• Aim: Can you rewrite every item below, switching "UI component" to "chart feature", leaving everything else unchanged and the pictures out?
# START OF Task inputs
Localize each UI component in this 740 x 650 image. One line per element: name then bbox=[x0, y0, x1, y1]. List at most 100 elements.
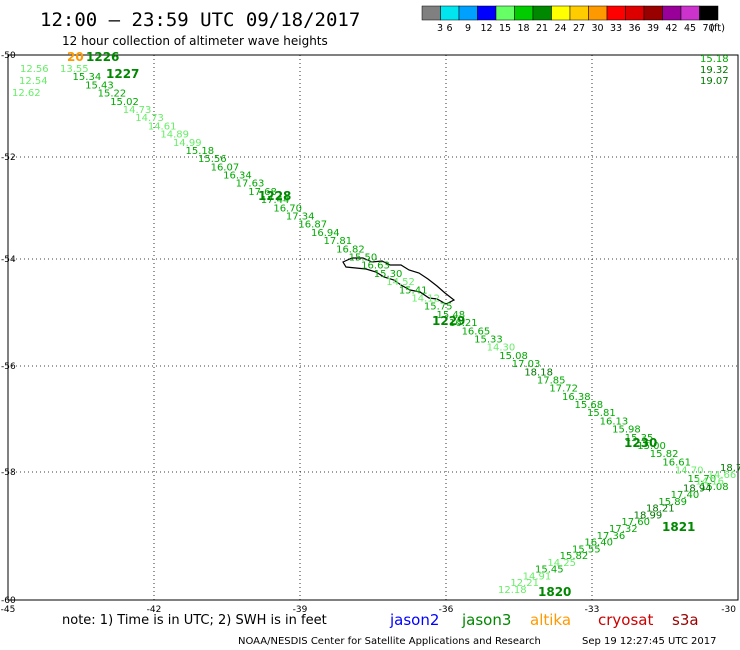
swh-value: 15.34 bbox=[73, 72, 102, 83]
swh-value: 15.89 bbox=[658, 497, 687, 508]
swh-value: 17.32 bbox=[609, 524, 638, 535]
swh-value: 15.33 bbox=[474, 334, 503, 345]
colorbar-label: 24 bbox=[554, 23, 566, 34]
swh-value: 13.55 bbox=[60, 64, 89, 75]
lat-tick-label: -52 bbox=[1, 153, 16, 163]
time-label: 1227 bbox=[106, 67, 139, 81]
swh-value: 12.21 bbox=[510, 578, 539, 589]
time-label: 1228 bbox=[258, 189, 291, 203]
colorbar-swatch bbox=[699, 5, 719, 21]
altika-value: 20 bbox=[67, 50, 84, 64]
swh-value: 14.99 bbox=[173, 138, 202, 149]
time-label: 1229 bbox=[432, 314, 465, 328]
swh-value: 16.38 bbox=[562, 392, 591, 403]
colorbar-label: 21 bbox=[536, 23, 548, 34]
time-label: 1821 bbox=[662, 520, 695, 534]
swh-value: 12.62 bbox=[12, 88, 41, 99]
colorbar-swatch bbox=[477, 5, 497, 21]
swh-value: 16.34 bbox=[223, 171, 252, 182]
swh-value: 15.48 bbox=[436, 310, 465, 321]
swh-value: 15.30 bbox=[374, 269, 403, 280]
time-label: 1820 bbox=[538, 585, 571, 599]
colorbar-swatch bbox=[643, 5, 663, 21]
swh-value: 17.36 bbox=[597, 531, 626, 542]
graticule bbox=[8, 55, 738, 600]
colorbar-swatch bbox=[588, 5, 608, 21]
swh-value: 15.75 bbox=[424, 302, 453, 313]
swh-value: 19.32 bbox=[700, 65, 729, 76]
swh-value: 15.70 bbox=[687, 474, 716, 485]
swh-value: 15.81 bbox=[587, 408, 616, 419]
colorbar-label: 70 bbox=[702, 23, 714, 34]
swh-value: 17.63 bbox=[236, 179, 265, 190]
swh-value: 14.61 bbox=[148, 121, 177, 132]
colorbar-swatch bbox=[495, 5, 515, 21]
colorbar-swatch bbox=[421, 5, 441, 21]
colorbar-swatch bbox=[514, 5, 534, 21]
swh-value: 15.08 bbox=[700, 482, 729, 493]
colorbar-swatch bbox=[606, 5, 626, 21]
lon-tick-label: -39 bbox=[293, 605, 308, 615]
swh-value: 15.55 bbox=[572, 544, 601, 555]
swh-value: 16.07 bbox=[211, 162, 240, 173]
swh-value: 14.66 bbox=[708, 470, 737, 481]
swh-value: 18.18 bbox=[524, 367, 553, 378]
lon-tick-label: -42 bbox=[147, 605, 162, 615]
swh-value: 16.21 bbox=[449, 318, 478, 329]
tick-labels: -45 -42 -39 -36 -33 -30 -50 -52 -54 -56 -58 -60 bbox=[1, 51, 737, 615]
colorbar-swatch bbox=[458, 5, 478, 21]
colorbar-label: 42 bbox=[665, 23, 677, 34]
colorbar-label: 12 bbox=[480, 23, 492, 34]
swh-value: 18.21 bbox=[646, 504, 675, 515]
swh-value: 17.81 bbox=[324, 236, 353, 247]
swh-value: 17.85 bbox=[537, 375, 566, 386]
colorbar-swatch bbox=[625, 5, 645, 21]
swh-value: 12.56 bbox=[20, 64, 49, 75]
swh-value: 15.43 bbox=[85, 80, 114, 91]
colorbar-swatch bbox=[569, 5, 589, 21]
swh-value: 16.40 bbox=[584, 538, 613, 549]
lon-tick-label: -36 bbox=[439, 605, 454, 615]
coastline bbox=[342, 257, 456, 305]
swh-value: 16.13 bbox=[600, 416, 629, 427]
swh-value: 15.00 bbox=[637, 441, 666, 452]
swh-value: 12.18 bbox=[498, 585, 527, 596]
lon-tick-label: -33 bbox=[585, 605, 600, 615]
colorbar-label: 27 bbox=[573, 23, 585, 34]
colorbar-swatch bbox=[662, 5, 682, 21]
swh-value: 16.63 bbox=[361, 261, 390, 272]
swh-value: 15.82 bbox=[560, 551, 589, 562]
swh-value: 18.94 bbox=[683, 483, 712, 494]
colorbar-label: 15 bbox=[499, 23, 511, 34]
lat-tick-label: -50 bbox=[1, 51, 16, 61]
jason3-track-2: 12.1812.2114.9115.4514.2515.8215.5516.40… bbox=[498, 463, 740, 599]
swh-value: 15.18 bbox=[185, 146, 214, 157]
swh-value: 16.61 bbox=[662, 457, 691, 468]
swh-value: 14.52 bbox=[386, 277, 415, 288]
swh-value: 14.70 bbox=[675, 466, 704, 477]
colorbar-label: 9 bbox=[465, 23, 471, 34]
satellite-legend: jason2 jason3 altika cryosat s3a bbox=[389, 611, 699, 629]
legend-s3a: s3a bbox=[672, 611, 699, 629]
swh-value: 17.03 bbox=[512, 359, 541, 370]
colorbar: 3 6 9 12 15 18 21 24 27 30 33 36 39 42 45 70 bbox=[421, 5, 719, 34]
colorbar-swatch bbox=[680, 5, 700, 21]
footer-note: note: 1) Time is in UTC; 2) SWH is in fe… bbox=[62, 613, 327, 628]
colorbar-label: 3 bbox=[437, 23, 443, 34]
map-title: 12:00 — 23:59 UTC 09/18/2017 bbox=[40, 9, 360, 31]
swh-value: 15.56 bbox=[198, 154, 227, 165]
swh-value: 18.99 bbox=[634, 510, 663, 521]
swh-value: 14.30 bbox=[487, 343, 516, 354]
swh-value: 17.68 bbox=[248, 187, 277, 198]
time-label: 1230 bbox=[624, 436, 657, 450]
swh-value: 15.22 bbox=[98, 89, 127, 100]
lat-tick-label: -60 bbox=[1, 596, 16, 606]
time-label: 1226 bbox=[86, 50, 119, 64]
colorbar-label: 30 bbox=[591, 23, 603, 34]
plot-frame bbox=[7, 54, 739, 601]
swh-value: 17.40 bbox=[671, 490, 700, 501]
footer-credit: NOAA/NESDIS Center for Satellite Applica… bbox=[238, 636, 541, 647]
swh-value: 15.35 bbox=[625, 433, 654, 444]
# END OF Task inputs
• Solution for this task:
Localize each chart feature in this 740 x 650 image. One line per element: name then bbox=[x0, y0, x1, y1]. List at most 100 elements.
swh-value: 15.34 bbox=[73, 72, 102, 83]
swh-value: 15.89 bbox=[658, 497, 687, 508]
swh-value: 17.32 bbox=[609, 524, 638, 535]
swh-value: 15.33 bbox=[474, 334, 503, 345]
colorbar-label: 24 bbox=[554, 23, 566, 34]
swh-value: 13.55 bbox=[60, 64, 89, 75]
lat-tick-label: -52 bbox=[1, 153, 16, 163]
time-label: 1227 bbox=[106, 67, 139, 81]
swh-value: 12.21 bbox=[510, 578, 539, 589]
time-label: 1228 bbox=[258, 189, 291, 203]
colorbar-swatch bbox=[699, 5, 719, 21]
altika-value: 20 bbox=[67, 50, 84, 64]
swh-value: 14.99 bbox=[173, 138, 202, 149]
time-label: 1229 bbox=[432, 314, 465, 328]
swh-value: 16.38 bbox=[562, 392, 591, 403]
colorbar-label: 21 bbox=[536, 23, 548, 34]
time-label: 1821 bbox=[662, 520, 695, 534]
swh-value: 12.62 bbox=[12, 88, 41, 99]
colorbar-swatch bbox=[477, 5, 497, 21]
swh-value: 16.34 bbox=[223, 171, 252, 182]
swh-value: 15.48 bbox=[436, 310, 465, 321]
swh-value: 15.30 bbox=[374, 269, 403, 280]
time-label: 1820 bbox=[538, 585, 571, 599]
colorbar-swatch bbox=[643, 5, 663, 21]
swh-value: 17.36 bbox=[597, 531, 626, 542]
graticule bbox=[8, 55, 738, 600]
colorbar-swatch bbox=[588, 5, 608, 21]
swh-value: 15.75 bbox=[424, 302, 453, 313]
swh-value: 19.32 bbox=[700, 65, 729, 76]
swh-value: 15.70 bbox=[687, 474, 716, 485]
swh-value: 15.81 bbox=[587, 408, 616, 419]
colorbar-label: 70 bbox=[702, 23, 714, 34]
swh-value: 17.63 bbox=[236, 179, 265, 190]
swh-value: 14.61 bbox=[148, 121, 177, 132]
colorbar-swatch bbox=[495, 5, 515, 21]
colorbar-swatch bbox=[421, 5, 441, 21]
colorbar-swatch bbox=[514, 5, 534, 21]
swh-value: 15.08 bbox=[700, 482, 729, 493]
colorbar-swatch bbox=[606, 5, 626, 21]
lon-tick-label: -39 bbox=[293, 605, 308, 615]
swh-value: 15.55 bbox=[572, 544, 601, 555]
swh-value: 16.07 bbox=[211, 162, 240, 173]
swh-value: 14.66 bbox=[708, 470, 737, 481]
swh-value: 18.18 bbox=[524, 367, 553, 378]
lon-tick-label: -42 bbox=[147, 605, 162, 615]
swh-value: 16.21 bbox=[449, 318, 478, 329]
tick-labels: -45 -42 -39 -36 -33 -30 -50 -52 -54 -56 -58 -60 bbox=[1, 51, 737, 615]
colorbar-swatch bbox=[458, 5, 478, 21]
colorbar-label: 42 bbox=[665, 23, 677, 34]
colorbar-label: 12 bbox=[480, 23, 492, 34]
swh-value: 18.21 bbox=[646, 504, 675, 515]
swh-value: 17.81 bbox=[324, 236, 353, 247]
swh-value: 17.85 bbox=[537, 375, 566, 386]
colorbar-swatch bbox=[625, 5, 645, 21]
swh-value: 12.56 bbox=[20, 64, 49, 75]
swh-value: 15.43 bbox=[85, 80, 114, 91]
colorbar-swatch bbox=[569, 5, 589, 21]
swh-value: 16.40 bbox=[584, 538, 613, 549]
lon-tick-label: -36 bbox=[439, 605, 454, 615]
coastline bbox=[342, 257, 456, 305]
swh-value: 16.13 bbox=[600, 416, 629, 427]
swh-value: 15.00 bbox=[637, 441, 666, 452]
swh-value: 12.18 bbox=[498, 585, 527, 596]
lon-tick-label: -33 bbox=[585, 605, 600, 615]
colorbar-label: 27 bbox=[573, 23, 585, 34]
colorbar-swatch bbox=[662, 5, 682, 21]
swh-value: 16.63 bbox=[361, 261, 390, 272]
swh-value: 15.82 bbox=[560, 551, 589, 562]
swh-value: 18.94 bbox=[683, 483, 712, 494]
colorbar-label: 15 bbox=[499, 23, 511, 34]
lat-tick-label: -50 bbox=[1, 51, 16, 61]
jason3-track-2: 12.1812.2114.9115.4514.2515.8215.5516.40… bbox=[498, 463, 740, 599]
swh-value: 15.18 bbox=[185, 146, 214, 157]
swh-value: 16.61 bbox=[662, 457, 691, 468]
swh-value: 14.52 bbox=[386, 277, 415, 288]
swh-value: 14.70 bbox=[675, 466, 704, 477]
colorbar-label: 9 bbox=[465, 23, 471, 34]
satellite-legend: jason2 jason3 altika cryosat s3a bbox=[389, 611, 699, 629]
legend-s3a: s3a bbox=[672, 611, 699, 629]
swh-value: 17.03 bbox=[512, 359, 541, 370]
colorbar: 3 6 9 12 15 18 21 24 27 30 33 36 39 42 45 70 bbox=[421, 5, 719, 34]
colorbar-swatch bbox=[680, 5, 700, 21]
footer-note: note: 1) Time is in UTC; 2) SWH is in fe… bbox=[62, 613, 327, 628]
colorbar-label: 3 bbox=[437, 23, 443, 34]
map-title: 12:00 — 23:59 UTC 09/18/2017 bbox=[40, 9, 360, 31]
swh-value: 15.56 bbox=[198, 154, 227, 165]
swh-value: 18.99 bbox=[634, 510, 663, 521]
swh-value: 14.30 bbox=[487, 343, 516, 354]
swh-value: 17.68 bbox=[248, 187, 277, 198]
time-label: 1230 bbox=[624, 436, 657, 450]
swh-value: 15.22 bbox=[98, 89, 127, 100]
lat-tick-label: -60 bbox=[1, 596, 16, 606]
time-label: 1226 bbox=[86, 50, 119, 64]
colorbar-label: 30 bbox=[591, 23, 603, 34]
plot-frame bbox=[7, 54, 739, 601]
swh-value: 17.40 bbox=[671, 490, 700, 501]
footer-credit: NOAA/NESDIS Center for Satellite Applica… bbox=[238, 636, 541, 647]
swh-value: 15.35 bbox=[625, 433, 654, 444]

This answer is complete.